--- Data ---
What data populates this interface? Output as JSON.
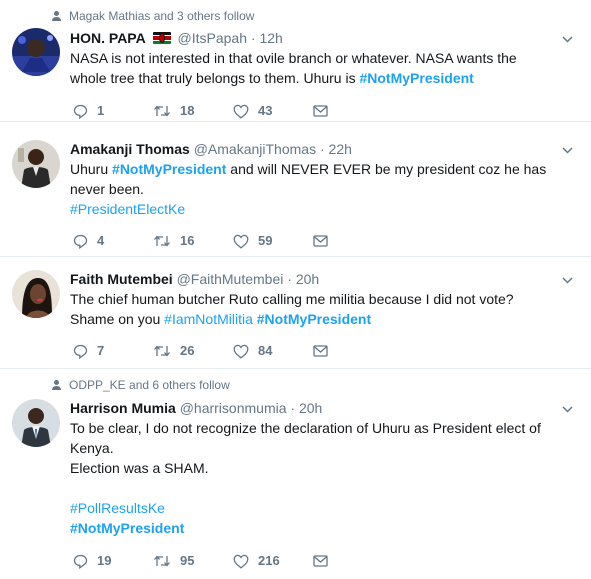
{
  "tweets": [
    {
      "social_context": "Magak Mathias and 3 others follow",
      "name": "HON. PAPA",
      "handle": "@ItsPapah",
      "time": "12h",
      "text_parts": [
        {
          "t": "NASA is not interested in that ovile branch or whatever. NASA wants the whole tree that truly belongs to them. Uhuru is "
        },
        {
          "t": "#NotMyPresident",
          "tag": true,
          "bold": true
        }
      ],
      "replies": "1",
      "retweets": "18",
      "likes": "43"
    },
    {
      "name": "Amakanji Thomas",
      "handle": "@AmakanjiThomas",
      "time": "22h",
      "text_parts": [
        {
          "t": "Uhuru "
        },
        {
          "t": "#NotMyPresident",
          "tag": true,
          "bold": true
        },
        {
          "t": " and will NEVER EVER be my president coz he has never been."
        },
        {
          "br": true
        },
        {
          "t": "#PresidentElectKe",
          "tag": true
        }
      ],
      "replies": "4",
      "retweets": "16",
      "likes": "59"
    },
    {
      "name": "Faith Mutembei",
      "handle": "@FaithMutembei",
      "time": "20h",
      "text_parts": [
        {
          "t": "The chief human butcher Ruto calling me militia because I did not vote? Shame on you "
        },
        {
          "t": "#IamNotMilitia",
          "tag": true
        },
        {
          "t": " "
        },
        {
          "t": "#NotMyPresident",
          "tag": true,
          "bold": true
        }
      ],
      "replies": "7",
      "retweets": "26",
      "likes": "84"
    },
    {
      "social_context": "ODPP_KE and 6 others follow",
      "name": "Harrison Mumia",
      "handle": "@harrisonmumia",
      "time": "20h",
      "text_parts": [
        {
          "t": "To be clear, I do not recognize the declaration of Uhuru as President elect of Kenya."
        },
        {
          "br": true
        },
        {
          "t": "Election was a SHAM."
        },
        {
          "br": true
        },
        {
          "br": true
        },
        {
          "t": "#PollResultsKe",
          "tag": true
        },
        {
          "br": true
        },
        {
          "t": "#NotMyPresident",
          "tag": true,
          "bold": true
        }
      ],
      "replies": "19",
      "retweets": "95",
      "likes": "216"
    }
  ],
  "colors": {
    "accent": "#1da1f2",
    "muted": "#657786",
    "divider": "#e6ecf0"
  },
  "icons": [
    "person-icon",
    "reply-icon",
    "retweet-icon",
    "like-icon",
    "message-icon",
    "chevron-down-icon",
    "kenya-flag-icon"
  ]
}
---
▶ _Given instruction_
All entries must be written out again exactly as given, with no pictures in the copy.

▶ _Complete response_
What data populates this interface? Output as JSON.
{
  "tweets": [
    {
      "social_context": "Magak Mathias and 3 others follow",
      "name": "HON. PAPA",
      "handle": "@ItsPapah",
      "time": "12h",
      "text_parts": [
        {
          "t": "NASA is not interested in that ovile branch or whatever. NASA wants the whole tree that truly belongs to them. Uhuru is "
        },
        {
          "t": "#NotMyPresident",
          "tag": true,
          "bold": true
        }
      ],
      "replies": "1",
      "retweets": "18",
      "likes": "43"
    },
    {
      "name": "Amakanji Thomas",
      "handle": "@AmakanjiThomas",
      "time": "22h",
      "text_parts": [
        {
          "t": "Uhuru "
        },
        {
          "t": "#NotMyPresident",
          "tag": true,
          "bold": true
        },
        {
          "t": " and will NEVER EVER be my president coz he has never been."
        },
        {
          "br": true
        },
        {
          "t": "#PresidentElectKe",
          "tag": true
        }
      ],
      "replies": "4",
      "retweets": "16",
      "likes": "59"
    },
    {
      "name": "Faith Mutembei",
      "handle": "@FaithMutembei",
      "time": "20h",
      "text_parts": [
        {
          "t": "The chief human butcher Ruto calling me militia because I did not vote? Shame on you "
        },
        {
          "t": "#IamNotMilitia",
          "tag": true
        },
        {
          "t": " "
        },
        {
          "t": "#NotMyPresident",
          "tag": true,
          "bold": true
        }
      ],
      "replies": "7",
      "retweets": "26",
      "likes": "84"
    },
    {
      "social_context": "ODPP_KE and 6 others follow",
      "name": "Harrison Mumia",
      "handle": "@harrisonmumia",
      "time": "20h",
      "text_parts": [
        {
          "t": "To be clear, I do not recognize the declaration of Uhuru as President elect of Kenya."
        },
        {
          "br": true
        },
        {
          "t": "Election was a SHAM."
        },
        {
          "br": true
        },
        {
          "br": true
        },
        {
          "t": "#PollResultsKe",
          "tag": true
        },
        {
          "br": true
        },
        {
          "t": "#NotMyPresident",
          "tag": true,
          "bold": true
        }
      ],
      "replies": "19",
      "retweets": "95",
      "likes": "216"
    }
  ],
  "colors": {
    "accent": "#1da1f2",
    "muted": "#657786",
    "divider": "#e6ecf0"
  },
  "icons": [
    "person-icon",
    "reply-icon",
    "retweet-icon",
    "like-icon",
    "message-icon",
    "chevron-down-icon",
    "kenya-flag-icon"
  ]
}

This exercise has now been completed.